→ **THE DATA**:
[Start]
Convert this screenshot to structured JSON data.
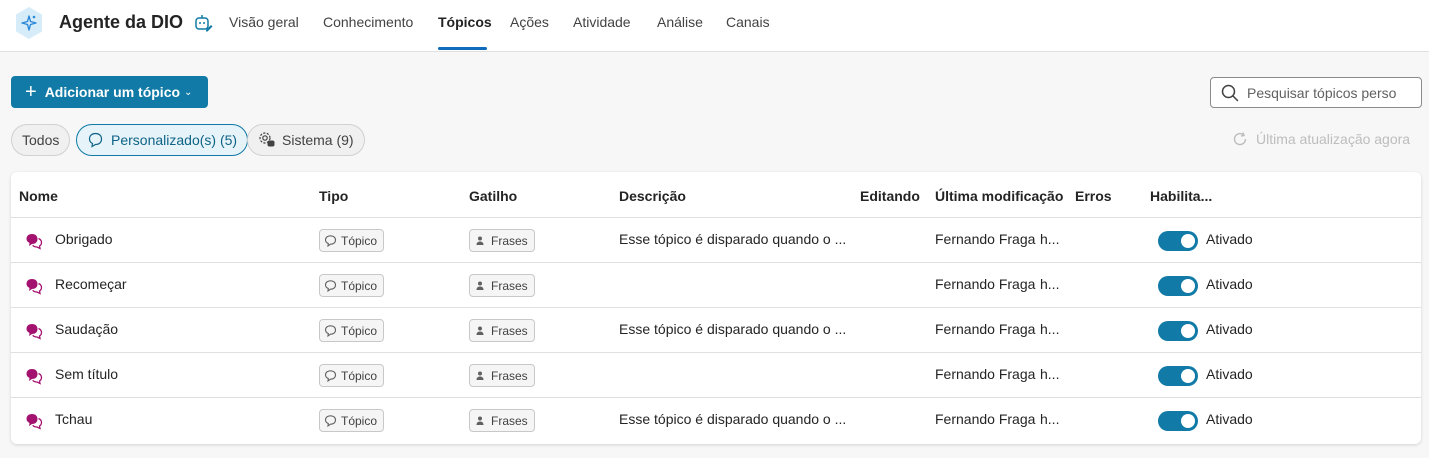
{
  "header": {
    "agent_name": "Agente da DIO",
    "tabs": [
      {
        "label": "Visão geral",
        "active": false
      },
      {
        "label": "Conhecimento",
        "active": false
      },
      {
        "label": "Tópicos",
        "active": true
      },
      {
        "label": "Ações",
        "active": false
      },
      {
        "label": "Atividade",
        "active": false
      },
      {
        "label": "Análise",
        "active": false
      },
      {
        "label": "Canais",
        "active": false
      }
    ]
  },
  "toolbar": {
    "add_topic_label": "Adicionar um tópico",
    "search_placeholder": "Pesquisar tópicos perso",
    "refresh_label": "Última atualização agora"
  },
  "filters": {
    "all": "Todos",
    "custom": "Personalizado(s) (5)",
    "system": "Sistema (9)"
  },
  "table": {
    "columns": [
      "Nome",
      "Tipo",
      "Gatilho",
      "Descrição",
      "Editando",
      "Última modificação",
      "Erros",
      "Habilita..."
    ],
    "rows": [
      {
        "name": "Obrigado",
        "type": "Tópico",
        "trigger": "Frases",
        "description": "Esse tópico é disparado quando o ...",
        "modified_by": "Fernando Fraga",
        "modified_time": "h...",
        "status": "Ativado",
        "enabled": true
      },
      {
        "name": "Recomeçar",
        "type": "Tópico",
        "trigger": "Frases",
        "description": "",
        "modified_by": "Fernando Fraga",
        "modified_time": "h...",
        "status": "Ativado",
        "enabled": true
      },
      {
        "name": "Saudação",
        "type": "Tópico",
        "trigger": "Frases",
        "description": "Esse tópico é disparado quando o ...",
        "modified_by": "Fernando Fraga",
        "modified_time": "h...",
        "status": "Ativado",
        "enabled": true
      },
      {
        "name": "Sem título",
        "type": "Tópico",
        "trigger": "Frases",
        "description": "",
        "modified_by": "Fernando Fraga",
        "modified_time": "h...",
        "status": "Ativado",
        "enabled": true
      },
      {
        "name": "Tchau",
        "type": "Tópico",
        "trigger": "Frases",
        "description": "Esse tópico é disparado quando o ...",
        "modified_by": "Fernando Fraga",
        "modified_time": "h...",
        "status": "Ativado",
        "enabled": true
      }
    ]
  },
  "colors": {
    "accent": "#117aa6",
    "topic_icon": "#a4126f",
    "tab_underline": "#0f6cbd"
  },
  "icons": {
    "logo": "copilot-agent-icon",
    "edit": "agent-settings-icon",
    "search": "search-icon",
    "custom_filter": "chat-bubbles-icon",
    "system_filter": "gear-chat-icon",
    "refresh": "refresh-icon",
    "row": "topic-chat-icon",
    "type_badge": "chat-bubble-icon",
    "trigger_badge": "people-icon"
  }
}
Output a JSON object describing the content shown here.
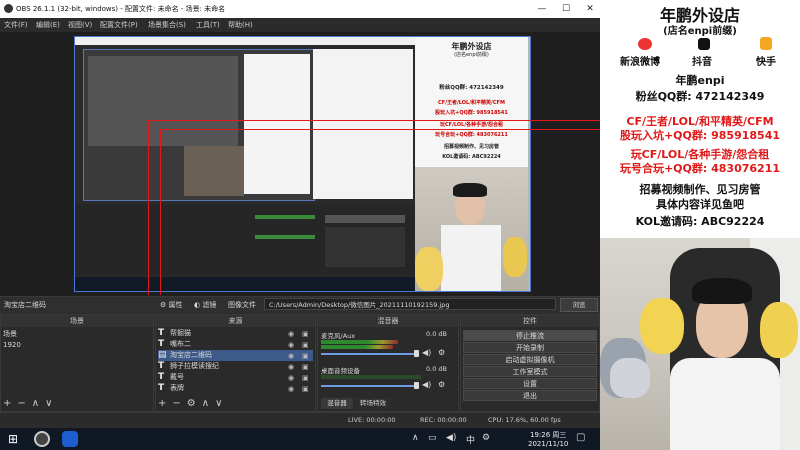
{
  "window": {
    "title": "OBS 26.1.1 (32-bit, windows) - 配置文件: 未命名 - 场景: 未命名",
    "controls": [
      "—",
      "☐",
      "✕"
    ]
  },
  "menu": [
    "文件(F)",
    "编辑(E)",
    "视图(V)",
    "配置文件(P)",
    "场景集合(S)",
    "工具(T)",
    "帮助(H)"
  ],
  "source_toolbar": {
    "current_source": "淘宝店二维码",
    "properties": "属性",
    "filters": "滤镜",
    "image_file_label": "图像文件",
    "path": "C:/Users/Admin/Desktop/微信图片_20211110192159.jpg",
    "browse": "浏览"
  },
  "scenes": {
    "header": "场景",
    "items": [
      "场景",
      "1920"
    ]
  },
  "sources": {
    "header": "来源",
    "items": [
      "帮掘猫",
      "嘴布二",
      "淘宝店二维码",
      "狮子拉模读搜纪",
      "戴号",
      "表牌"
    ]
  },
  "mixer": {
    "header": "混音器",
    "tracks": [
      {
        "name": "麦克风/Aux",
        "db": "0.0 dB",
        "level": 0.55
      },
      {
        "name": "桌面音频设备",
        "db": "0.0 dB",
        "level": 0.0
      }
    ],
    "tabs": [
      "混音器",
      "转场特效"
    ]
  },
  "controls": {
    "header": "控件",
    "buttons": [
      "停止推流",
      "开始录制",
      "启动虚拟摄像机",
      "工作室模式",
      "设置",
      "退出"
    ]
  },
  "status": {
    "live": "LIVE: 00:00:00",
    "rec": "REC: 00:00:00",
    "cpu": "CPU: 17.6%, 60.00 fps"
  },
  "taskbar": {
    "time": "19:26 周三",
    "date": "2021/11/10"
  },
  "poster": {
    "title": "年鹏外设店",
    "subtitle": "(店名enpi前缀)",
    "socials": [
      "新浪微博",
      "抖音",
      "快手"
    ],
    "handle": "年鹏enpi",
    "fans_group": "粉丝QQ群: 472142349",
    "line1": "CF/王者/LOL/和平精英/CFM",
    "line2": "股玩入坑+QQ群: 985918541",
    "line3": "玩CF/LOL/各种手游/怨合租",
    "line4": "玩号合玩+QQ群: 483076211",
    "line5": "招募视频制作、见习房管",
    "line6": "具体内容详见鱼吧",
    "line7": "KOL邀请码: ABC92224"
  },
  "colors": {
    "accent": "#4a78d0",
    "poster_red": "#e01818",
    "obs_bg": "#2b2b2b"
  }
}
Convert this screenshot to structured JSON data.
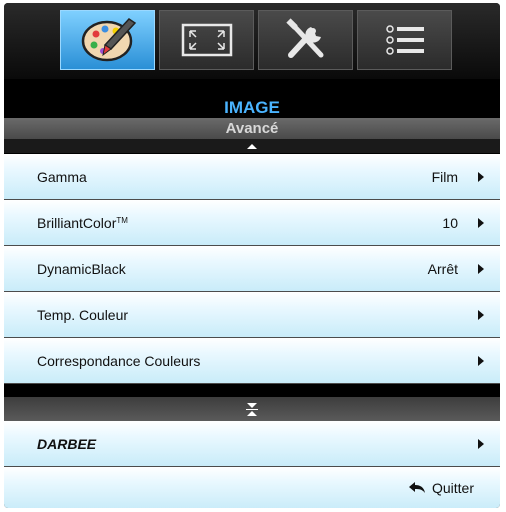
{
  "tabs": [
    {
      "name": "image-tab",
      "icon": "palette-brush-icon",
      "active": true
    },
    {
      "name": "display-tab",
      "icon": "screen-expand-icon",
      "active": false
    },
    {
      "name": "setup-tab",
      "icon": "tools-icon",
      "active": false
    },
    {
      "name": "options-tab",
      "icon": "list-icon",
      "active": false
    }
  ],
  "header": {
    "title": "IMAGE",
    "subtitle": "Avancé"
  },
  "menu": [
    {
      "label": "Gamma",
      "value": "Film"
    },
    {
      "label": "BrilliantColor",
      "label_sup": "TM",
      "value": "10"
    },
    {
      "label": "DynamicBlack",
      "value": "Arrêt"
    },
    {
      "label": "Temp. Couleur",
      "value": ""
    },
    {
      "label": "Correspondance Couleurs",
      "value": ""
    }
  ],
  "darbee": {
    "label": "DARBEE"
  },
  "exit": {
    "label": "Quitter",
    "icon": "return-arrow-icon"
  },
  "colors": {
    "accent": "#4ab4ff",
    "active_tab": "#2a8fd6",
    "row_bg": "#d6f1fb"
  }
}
[End]
Select the lines that carry the string "chat" and copy them.

    "custom_filter": "chat-bubbles-icon",
    "system_filter": "gear-chat-icon",
    "row": "topic-chat-icon",
    "type_badge": "chat-bubble-icon",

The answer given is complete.